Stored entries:
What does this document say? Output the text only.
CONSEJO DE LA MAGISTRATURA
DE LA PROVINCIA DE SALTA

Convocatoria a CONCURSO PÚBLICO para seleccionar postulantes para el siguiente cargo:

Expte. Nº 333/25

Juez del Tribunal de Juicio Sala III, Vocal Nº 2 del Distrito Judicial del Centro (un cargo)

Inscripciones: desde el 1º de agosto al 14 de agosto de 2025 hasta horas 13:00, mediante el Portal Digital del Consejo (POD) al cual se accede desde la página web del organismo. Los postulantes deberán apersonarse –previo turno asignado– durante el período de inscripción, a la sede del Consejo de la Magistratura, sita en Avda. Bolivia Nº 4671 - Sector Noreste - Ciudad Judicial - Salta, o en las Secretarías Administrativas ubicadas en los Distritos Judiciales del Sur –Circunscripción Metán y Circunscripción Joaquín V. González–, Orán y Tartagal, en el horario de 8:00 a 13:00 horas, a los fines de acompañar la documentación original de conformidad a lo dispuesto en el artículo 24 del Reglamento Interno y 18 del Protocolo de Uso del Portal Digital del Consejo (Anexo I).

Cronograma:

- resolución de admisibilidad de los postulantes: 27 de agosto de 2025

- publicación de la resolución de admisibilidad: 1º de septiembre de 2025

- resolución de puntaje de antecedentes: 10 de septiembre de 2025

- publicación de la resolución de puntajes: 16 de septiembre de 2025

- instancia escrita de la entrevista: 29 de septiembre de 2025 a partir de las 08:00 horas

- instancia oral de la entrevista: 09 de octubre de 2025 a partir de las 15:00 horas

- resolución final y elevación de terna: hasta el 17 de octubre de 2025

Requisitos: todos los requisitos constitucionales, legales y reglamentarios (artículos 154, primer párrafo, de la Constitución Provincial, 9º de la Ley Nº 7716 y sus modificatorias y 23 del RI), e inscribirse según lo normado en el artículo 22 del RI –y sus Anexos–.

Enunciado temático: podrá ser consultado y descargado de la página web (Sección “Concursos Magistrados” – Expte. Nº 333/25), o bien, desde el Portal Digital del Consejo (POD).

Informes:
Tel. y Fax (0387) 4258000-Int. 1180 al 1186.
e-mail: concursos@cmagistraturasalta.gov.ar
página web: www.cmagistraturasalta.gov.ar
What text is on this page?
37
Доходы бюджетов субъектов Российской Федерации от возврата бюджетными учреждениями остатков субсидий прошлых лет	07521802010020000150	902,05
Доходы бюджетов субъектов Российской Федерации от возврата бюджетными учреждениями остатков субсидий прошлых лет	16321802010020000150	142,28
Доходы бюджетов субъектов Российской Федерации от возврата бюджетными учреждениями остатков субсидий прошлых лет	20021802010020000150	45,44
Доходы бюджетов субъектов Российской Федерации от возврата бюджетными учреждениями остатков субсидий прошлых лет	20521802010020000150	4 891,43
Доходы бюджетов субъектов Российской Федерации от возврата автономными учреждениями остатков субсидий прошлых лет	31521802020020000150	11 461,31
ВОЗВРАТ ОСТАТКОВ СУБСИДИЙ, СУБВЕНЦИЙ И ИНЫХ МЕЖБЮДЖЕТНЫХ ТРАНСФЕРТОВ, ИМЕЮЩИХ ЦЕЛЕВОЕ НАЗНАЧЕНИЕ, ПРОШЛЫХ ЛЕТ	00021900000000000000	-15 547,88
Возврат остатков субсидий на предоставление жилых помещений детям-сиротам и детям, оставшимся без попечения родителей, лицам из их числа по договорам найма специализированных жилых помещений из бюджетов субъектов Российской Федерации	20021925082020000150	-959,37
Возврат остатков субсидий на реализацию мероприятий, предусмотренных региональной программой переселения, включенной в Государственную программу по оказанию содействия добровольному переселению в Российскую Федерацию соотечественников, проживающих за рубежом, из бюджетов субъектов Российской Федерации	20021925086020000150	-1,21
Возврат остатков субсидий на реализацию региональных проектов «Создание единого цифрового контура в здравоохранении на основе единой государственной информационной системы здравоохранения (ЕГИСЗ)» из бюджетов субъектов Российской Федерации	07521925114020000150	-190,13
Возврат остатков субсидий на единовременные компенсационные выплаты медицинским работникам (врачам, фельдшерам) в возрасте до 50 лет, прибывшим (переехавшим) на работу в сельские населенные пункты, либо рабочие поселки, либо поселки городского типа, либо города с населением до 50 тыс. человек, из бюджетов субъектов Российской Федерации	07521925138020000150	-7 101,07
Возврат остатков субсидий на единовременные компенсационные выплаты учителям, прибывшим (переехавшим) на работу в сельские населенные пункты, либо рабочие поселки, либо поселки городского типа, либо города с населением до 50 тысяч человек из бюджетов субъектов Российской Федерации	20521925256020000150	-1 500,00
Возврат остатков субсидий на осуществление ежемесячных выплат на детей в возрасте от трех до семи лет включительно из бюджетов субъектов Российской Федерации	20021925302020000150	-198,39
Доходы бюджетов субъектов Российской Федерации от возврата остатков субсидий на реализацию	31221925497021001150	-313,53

### Instructions to follow
Extract the listing in its entirety, matching it exactly.

### Task response
What does this document say? Output the text only.
CONSEJO DE LA MAGISTRATURA
DE LA PROVINCIA DE SALTA

Convocatoria a CONCURSO PÚBLICO para seleccionar postulantes para el siguiente cargo:

Expte. Nº 333/25

Juez del Tribunal de Juicio Sala III, Vocal Nº 2 del Distrito Judicial del Centro (un cargo)

Inscripciones: desde el 1º de agosto al 14 de agosto de 2025 hasta horas 13:00, mediante el Portal Digital del Consejo (POD) al cual se accede desde la página web del organismo. Los postulantes deberán apersonarse –previo turno asignado– durante el período de inscripción, a la sede del Consejo de la Magistratura, sita en Avda. Bolivia Nº 4671 - Sector Noreste - Ciudad Judicial - Salta, o en las Secretarías Administrativas ubicadas en los Distritos Judiciales del Sur –Circunscripción Metán y Circunscripción Joaquín V. González–, Orán y Tartagal, en el horario de 8:00 a 13:00 horas, a los fines de acompañar la documentación original de conformidad a lo dispuesto en el artículo 24 del Reglamento Interno y 18 del Protocolo de Uso del Portal Digital del Consejo (Anexo I).

Cronograma:

- resolución de admisibilidad de los postulantes: 27 de agosto de 2025

- publicación de la resolución de admisibilidad: 1º de septiembre de 2025

- resolución de puntaje de antecedentes: 10 de septiembre de 2025

- publicación de la resolución de puntajes: 16 de septiembre de 2025

- instancia escrita de la entrevista: 29 de septiembre de 2025 a partir de las 08:00 horas

- instancia oral de la entrevista: 09 de octubre de 2025 a partir de las 15:00 horas

- resolución final y elevación de terna: hasta el 17 de octubre de 2025

Requisitos: todos los requisitos constitucionales, legales y reglamentarios (artículos 154, primer párrafo, de la Constitución Provincial, 9º de la Ley Nº 7716 y sus modificatorias y 23 del RI), e inscribirse según lo normado en el artículo 22 del RI –y sus Anexos–.

Enunciado temático: podrá ser consultado y descargado de la página web (Sección “Concursos Magistrados” – Expte. Nº 333/25), o bien, desde el Portal Digital del Consejo (POD).

Informes:
Tel. y Fax (0387) 4258000-Int. 1180 al 1186.
e-mail: concursos@cmagistraturasalta.gov.ar
página web: www.cmagistraturasalta.gov.ar
What text is on this page?
37
Доходы бюджетов субъектов Российской Федерации от возврата бюджетными учреждениями остатков субсидий прошлых лет	07521802010020000150	902,05
Доходы бюджетов субъектов Российской Федерации от возврата бюджетными учреждениями остатков субсидий прошлых лет	16321802010020000150	142,28
Доходы бюджетов субъектов Российской Федерации от возврата бюджетными учреждениями остатков субсидий прошлых лет	20021802010020000150	45,44
Доходы бюджетов субъектов Российской Федерации от возврата бюджетными учреждениями остатков субсидий прошлых лет	20521802010020000150	4 891,43
Доходы бюджетов субъектов Российской Федерации от возврата автономными учреждениями остатков субсидий прошлых лет	31521802020020000150	11 461,31
ВОЗВРАТ ОСТАТКОВ СУБСИДИЙ, СУБВЕНЦИЙ И ИНЫХ МЕЖБЮДЖЕТНЫХ ТРАНСФЕРТОВ, ИМЕЮЩИХ ЦЕЛЕВОЕ НАЗНАЧЕНИЕ, ПРОШЛЫХ ЛЕТ	00021900000000000000	-15 547,88
Возврат остатков субсидий на предоставление жилых помещений детям-сиротам и детям, оставшимся без попечения родителей, лицам из их числа по договорам найма специализированных жилых помещений из бюджетов субъектов Российской Федерации	20021925082020000150	-959,37
Возврат остатков субсидий на реализацию мероприятий, предусмотренных региональной программой переселения, включенной в Государственную программу по оказанию содействия добровольному переселению в Российскую Федерацию соотечественников, проживающих за рубежом, из бюджетов субъектов Российской Федерации	20021925086020000150	-1,21
Возврат остатков субсидий на реализацию региональных проектов «Создание единого цифрового контура в здравоохранении на основе единой государственной информационной системы здравоохранения (ЕГИСЗ)» из бюджетов субъектов Российской Федерации	07521925114020000150	-190,13
Возврат остатков субсидий на единовременные компенсационные выплаты медицинским работникам (врачам, фельдшерам) в возрасте до 50 лет, прибывшим (переехавшим) на работу в сельские населенные пункты, либо рабочие поселки, либо поселки городского типа, либо города с населением до 50 тыс. человек, из бюджетов субъектов Российской Федерации	07521925138020000150	-7 101,07
Возврат остатков субсидий на единовременные компенсационные выплаты учителям, прибывшим (переехавшим) на работу в сельские населенные пункты, либо рабочие поселки, либо поселки городского типа, либо города с населением до 50 тысяч человек из бюджетов субъектов Российской Федерации	20521925256020000150	-1 500,00
Возврат остатков субсидий на осуществление ежемесячных выплат на детей в возрасте от трех до семи лет включительно из бюджетов субъектов Российской Федерации	20021925302020000150	-198,39
Доходы бюджетов субъектов Российской Федерации от возврата остатков субсидий на реализацию	31221925497021001150	-313,53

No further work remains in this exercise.